→ Problem
Here are some records. Copy each one exactly.

-- start --

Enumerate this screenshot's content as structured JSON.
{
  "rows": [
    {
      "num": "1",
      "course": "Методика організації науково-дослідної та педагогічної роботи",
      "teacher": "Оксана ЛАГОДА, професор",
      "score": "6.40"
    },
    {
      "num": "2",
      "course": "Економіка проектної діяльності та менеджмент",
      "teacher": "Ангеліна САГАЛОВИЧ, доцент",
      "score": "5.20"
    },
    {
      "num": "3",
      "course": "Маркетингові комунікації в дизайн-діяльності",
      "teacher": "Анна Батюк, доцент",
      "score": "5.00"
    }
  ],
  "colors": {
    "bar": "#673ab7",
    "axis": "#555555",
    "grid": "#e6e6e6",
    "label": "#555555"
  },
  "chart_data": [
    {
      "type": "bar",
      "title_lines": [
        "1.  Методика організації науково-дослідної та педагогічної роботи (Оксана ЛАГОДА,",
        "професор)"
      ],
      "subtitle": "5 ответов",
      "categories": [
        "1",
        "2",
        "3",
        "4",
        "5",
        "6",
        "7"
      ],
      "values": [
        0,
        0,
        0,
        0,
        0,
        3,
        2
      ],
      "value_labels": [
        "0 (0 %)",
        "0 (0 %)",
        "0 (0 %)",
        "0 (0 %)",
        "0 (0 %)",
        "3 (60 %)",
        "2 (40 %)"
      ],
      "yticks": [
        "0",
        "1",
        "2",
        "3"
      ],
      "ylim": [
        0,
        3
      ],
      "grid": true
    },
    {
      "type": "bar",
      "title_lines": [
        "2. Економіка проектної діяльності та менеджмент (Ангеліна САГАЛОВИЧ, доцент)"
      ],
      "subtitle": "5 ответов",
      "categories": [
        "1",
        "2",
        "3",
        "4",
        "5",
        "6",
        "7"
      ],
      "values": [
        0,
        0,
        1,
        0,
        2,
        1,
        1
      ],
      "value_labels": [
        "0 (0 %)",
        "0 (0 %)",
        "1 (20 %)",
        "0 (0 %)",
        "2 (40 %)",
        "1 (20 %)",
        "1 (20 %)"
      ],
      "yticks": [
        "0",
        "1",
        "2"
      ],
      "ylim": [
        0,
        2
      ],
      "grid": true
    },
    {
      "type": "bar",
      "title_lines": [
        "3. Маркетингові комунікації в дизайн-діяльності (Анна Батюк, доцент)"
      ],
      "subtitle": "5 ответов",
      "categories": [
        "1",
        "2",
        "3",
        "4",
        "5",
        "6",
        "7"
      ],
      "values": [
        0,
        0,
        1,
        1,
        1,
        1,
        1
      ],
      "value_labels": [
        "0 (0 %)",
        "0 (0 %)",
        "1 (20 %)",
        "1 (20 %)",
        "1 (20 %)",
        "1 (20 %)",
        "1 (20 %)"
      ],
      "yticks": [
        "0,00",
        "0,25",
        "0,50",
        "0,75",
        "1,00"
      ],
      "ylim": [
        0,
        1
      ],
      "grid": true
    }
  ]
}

-- end --

→ Task result
Enumerate this screenshot's content as structured JSON.
{
  "rows": [
    {
      "num": "1",
      "course": "Методика організації науково-дослідної та педагогічної роботи",
      "teacher": "Оксана ЛАГОДА, професор",
      "score": "6.40"
    },
    {
      "num": "2",
      "course": "Економіка проектної діяльності та менеджмент",
      "teacher": "Ангеліна САГАЛОВИЧ, доцент",
      "score": "5.20"
    },
    {
      "num": "3",
      "course": "Маркетингові комунікації в дизайн-діяльності",
      "teacher": "Анна Батюк, доцент",
      "score": "5.00"
    }
  ],
  "colors": {
    "bar": "#673ab7",
    "axis": "#555555",
    "grid": "#e6e6e6",
    "label": "#555555"
  },
  "chart_data": [
    {
      "type": "bar",
      "title_lines": [
        "1.  Методика організації науково-дослідної та педагогічної роботи (Оксана ЛАГОДА,",
        "професор)"
      ],
      "subtitle": "5 ответов",
      "categories": [
        "1",
        "2",
        "3",
        "4",
        "5",
        "6",
        "7"
      ],
      "values": [
        0,
        0,
        0,
        0,
        0,
        3,
        2
      ],
      "value_labels": [
        "0 (0 %)",
        "0 (0 %)",
        "0 (0 %)",
        "0 (0 %)",
        "0 (0 %)",
        "3 (60 %)",
        "2 (40 %)"
      ],
      "yticks": [
        "0",
        "1",
        "2",
        "3"
      ],
      "ylim": [
        0,
        3
      ],
      "grid": true
    },
    {
      "type": "bar",
      "title_lines": [
        "2. Економіка проектної діяльності та менеджмент (Ангеліна САГАЛОВИЧ, доцент)"
      ],
      "subtitle": "5 ответов",
      "categories": [
        "1",
        "2",
        "3",
        "4",
        "5",
        "6",
        "7"
      ],
      "values": [
        0,
        0,
        1,
        0,
        2,
        1,
        1
      ],
      "value_labels": [
        "0 (0 %)",
        "0 (0 %)",
        "1 (20 %)",
        "0 (0 %)",
        "2 (40 %)",
        "1 (20 %)",
        "1 (20 %)"
      ],
      "yticks": [
        "0",
        "1",
        "2"
      ],
      "ylim": [
        0,
        2
      ],
      "grid": true
    },
    {
      "type": "bar",
      "title_lines": [
        "3. Маркетингові комунікації в дизайн-діяльності (Анна Батюк, доцент)"
      ],
      "subtitle": "5 ответов",
      "categories": [
        "1",
        "2",
        "3",
        "4",
        "5",
        "6",
        "7"
      ],
      "values": [
        0,
        0,
        1,
        1,
        1,
        1,
        1
      ],
      "value_labels": [
        "0 (0 %)",
        "0 (0 %)",
        "1 (20 %)",
        "1 (20 %)",
        "1 (20 %)",
        "1 (20 %)",
        "1 (20 %)"
      ],
      "yticks": [
        "0,00",
        "0,25",
        "0,50",
        "0,75",
        "1,00"
      ],
      "ylim": [
        0,
        1
      ],
      "grid": true
    }
  ]
}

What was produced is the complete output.